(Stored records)
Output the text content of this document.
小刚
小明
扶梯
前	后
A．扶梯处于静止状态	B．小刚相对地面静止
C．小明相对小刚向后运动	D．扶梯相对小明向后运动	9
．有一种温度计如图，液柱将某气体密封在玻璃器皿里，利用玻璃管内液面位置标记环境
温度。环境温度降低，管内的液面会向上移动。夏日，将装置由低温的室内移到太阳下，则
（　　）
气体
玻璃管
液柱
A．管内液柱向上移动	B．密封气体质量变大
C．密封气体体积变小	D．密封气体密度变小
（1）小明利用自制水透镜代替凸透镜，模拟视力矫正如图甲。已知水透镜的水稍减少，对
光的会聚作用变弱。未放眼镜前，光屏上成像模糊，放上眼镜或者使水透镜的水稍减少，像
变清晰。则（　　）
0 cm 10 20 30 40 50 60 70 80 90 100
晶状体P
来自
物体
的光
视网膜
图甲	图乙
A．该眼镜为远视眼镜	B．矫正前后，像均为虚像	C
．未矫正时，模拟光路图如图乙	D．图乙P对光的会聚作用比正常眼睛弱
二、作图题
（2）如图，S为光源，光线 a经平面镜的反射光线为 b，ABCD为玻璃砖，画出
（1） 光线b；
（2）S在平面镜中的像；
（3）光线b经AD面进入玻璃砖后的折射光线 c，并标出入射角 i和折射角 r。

---

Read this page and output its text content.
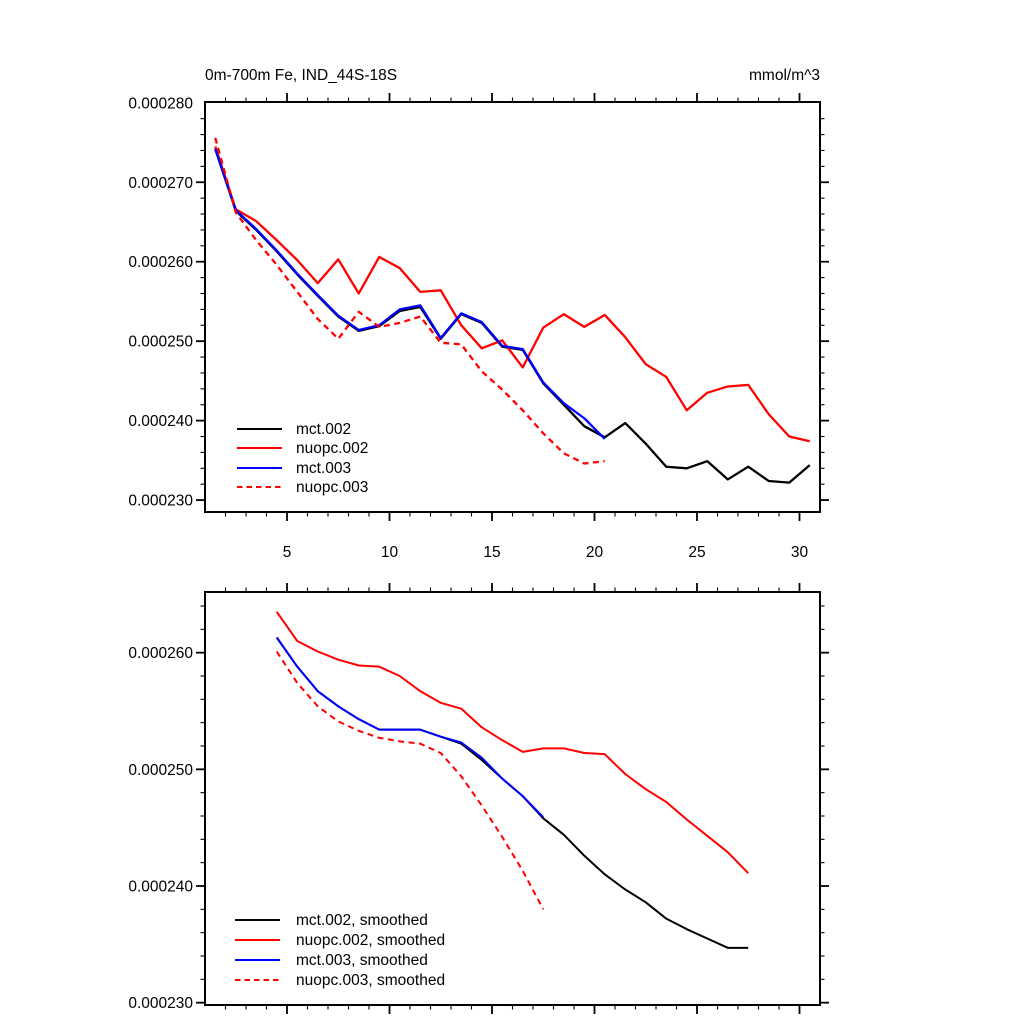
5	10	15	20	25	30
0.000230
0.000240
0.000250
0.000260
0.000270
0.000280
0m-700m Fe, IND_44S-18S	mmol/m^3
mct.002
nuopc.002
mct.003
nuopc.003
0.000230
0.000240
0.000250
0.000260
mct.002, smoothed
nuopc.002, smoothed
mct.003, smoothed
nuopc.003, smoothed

# Challenge
Extract every line of the records above that contains the word "content".

# Correct output
Output the text content of this document.
Read this page and output its text content.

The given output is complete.